Problem to work on: Find and copy each line of the data that includes "Holt".

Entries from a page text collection
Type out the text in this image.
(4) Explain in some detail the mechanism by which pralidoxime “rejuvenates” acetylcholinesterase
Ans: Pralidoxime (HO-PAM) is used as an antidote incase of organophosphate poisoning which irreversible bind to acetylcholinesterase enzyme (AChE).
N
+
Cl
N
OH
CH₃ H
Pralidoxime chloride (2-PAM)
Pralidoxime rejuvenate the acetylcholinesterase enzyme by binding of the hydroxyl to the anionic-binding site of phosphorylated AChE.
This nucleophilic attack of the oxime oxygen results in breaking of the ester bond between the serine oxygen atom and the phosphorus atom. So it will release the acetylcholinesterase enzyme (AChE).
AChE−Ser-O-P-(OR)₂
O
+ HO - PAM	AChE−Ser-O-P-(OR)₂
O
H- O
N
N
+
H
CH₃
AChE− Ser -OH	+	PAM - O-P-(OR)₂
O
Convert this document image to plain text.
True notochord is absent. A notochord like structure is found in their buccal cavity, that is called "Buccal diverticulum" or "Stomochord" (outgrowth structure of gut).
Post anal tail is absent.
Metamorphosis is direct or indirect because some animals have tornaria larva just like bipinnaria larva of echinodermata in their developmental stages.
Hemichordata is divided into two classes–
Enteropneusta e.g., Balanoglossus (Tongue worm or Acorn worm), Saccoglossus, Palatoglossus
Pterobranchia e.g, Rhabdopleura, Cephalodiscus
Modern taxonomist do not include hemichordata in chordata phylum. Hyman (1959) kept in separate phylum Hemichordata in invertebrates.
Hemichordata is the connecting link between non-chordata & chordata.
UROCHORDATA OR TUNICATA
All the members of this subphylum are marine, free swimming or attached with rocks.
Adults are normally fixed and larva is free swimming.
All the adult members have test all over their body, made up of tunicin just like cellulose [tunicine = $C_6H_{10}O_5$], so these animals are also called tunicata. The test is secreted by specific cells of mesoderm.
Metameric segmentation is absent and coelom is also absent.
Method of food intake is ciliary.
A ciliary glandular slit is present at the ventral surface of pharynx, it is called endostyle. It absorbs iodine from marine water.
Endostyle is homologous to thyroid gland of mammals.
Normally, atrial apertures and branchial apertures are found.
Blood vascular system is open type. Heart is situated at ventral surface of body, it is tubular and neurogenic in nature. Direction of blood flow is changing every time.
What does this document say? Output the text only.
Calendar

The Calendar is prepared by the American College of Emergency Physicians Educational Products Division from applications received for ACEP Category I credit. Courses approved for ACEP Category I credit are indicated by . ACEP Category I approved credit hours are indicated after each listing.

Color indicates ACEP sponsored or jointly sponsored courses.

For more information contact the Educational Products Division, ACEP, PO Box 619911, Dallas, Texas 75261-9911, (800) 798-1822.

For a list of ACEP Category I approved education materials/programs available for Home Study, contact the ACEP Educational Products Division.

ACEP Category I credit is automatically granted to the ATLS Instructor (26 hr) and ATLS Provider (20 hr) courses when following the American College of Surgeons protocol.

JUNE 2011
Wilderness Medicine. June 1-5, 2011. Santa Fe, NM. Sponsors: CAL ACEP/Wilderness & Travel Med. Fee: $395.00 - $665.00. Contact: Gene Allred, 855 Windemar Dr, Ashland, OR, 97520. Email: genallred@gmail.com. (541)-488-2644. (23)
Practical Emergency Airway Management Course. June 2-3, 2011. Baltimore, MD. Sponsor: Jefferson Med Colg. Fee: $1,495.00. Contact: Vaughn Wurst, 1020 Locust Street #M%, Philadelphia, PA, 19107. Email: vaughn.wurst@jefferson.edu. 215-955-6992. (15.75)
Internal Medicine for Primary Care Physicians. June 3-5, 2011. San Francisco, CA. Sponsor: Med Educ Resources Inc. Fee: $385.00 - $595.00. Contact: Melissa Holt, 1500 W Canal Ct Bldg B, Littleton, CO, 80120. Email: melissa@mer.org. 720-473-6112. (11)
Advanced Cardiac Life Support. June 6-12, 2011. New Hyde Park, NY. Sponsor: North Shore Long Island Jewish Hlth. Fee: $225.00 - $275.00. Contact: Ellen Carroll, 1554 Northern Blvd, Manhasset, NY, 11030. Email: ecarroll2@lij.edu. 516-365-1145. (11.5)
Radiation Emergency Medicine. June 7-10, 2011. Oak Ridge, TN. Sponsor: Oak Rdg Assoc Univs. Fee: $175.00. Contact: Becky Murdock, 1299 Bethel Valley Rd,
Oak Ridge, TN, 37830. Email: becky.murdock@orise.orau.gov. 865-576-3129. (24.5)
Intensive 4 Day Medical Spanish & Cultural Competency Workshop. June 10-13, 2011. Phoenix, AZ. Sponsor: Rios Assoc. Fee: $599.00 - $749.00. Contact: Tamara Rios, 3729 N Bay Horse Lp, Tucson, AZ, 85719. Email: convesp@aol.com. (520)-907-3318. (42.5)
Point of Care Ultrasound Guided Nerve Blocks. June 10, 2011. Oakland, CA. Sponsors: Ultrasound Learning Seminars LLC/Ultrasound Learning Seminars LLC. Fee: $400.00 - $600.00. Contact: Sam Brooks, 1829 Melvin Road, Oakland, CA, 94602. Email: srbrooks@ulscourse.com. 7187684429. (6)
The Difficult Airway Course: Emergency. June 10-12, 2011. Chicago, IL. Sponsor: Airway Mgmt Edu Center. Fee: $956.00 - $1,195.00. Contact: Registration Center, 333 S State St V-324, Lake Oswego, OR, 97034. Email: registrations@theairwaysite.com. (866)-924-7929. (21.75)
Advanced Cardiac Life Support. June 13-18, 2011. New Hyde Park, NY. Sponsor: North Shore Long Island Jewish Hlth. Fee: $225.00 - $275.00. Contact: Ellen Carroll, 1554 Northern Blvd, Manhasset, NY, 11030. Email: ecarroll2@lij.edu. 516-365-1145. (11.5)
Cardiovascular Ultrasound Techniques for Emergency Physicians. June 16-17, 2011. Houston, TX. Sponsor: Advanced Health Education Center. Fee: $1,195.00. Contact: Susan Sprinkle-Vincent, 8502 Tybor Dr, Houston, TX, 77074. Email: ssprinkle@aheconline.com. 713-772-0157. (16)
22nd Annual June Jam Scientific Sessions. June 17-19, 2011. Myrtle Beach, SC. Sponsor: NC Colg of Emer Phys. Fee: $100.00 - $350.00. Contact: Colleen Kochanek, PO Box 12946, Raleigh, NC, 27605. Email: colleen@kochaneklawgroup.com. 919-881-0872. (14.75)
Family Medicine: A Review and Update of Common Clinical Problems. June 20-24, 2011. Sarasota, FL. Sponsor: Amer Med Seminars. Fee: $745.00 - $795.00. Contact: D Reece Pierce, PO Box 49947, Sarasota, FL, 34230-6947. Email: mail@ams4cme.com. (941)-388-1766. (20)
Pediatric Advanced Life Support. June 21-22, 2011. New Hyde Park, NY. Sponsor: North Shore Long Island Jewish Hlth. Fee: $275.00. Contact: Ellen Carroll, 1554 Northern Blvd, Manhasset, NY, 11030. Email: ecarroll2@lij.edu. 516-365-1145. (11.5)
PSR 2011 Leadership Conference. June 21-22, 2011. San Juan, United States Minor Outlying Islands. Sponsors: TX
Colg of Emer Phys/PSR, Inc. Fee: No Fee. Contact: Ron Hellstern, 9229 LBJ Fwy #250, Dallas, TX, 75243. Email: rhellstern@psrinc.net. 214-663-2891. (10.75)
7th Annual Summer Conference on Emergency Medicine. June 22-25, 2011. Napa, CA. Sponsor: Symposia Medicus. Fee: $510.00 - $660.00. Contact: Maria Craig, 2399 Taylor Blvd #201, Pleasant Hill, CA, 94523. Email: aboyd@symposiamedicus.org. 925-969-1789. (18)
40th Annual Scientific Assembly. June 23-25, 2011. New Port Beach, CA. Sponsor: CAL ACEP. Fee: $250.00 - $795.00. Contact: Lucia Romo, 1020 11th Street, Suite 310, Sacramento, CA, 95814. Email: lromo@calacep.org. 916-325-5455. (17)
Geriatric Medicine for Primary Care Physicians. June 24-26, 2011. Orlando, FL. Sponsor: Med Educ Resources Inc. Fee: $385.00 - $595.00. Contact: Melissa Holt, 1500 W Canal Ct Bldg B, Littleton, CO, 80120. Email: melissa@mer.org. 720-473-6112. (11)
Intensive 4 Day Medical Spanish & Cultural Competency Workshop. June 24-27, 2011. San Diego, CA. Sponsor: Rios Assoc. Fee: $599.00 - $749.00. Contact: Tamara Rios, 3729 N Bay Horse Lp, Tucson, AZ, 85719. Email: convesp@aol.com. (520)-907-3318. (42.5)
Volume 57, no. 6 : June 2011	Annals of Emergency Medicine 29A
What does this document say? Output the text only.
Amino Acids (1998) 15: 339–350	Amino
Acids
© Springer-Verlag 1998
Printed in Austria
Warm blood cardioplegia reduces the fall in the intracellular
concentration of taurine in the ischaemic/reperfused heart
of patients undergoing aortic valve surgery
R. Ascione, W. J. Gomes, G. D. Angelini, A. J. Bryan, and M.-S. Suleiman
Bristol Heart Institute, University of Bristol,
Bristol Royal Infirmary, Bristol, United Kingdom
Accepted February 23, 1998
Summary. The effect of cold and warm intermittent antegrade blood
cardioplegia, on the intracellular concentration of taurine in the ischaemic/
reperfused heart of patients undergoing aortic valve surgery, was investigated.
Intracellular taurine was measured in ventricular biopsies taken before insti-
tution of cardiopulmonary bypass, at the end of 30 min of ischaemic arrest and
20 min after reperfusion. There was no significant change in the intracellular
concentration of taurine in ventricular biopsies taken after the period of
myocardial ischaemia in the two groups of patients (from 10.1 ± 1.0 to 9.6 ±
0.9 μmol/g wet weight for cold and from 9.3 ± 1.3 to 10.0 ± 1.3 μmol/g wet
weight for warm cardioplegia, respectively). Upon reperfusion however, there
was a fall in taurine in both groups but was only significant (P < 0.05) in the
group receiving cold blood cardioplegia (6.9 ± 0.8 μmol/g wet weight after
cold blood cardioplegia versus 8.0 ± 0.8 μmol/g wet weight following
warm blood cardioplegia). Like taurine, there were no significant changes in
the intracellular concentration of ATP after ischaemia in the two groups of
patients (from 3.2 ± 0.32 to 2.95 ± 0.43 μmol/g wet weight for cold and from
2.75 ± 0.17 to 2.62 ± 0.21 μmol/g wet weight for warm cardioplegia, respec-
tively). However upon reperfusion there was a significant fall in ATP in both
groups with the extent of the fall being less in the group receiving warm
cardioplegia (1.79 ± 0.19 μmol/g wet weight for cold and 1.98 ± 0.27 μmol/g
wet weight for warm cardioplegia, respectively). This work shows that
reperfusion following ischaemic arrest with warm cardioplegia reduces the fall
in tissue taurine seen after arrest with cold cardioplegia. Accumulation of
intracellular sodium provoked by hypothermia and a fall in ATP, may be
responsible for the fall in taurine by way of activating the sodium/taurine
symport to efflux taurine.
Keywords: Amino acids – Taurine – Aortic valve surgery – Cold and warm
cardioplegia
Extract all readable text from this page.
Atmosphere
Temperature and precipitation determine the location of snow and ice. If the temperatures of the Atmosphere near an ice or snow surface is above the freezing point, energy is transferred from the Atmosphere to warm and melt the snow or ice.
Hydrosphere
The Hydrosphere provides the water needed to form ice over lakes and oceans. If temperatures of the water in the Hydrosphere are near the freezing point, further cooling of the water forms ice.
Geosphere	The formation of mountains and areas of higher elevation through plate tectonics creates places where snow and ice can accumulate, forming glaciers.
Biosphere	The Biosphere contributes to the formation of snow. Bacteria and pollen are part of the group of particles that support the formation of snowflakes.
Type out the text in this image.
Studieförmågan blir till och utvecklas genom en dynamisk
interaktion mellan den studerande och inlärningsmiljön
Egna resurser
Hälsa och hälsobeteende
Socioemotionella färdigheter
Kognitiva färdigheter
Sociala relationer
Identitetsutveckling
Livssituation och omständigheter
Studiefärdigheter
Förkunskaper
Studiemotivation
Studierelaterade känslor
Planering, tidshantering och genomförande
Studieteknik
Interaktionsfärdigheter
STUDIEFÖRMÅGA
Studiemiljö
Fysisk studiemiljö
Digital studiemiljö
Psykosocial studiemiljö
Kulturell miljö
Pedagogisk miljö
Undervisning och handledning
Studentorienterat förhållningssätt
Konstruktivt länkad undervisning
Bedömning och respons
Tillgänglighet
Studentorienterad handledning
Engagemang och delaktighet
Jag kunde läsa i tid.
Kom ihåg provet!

Solved exercise:
Internal Medicine for Primary Care Physicians. June 3-5, 2011. San Francisco, CA. Sponsor: Med Educ Resources Inc. Fee: $385.00 - $595.00. Contact: Melissa Holt, 1500 W Canal Ct Bldg B, Littleton, CO, 80120. Email: melissa@mer.org. 720-473-6112. (11)
Geriatric Medicine for Primary Care Physicians. June 24-26, 2011. Orlando, FL. Sponsor: Med Educ Resources Inc. Fee: $385.00 - $595.00. Contact: Melissa Holt, 1500 W Canal Ct Bldg B, Littleton, CO, 80120. Email: melissa@mer.org. 720-473-6112. (11)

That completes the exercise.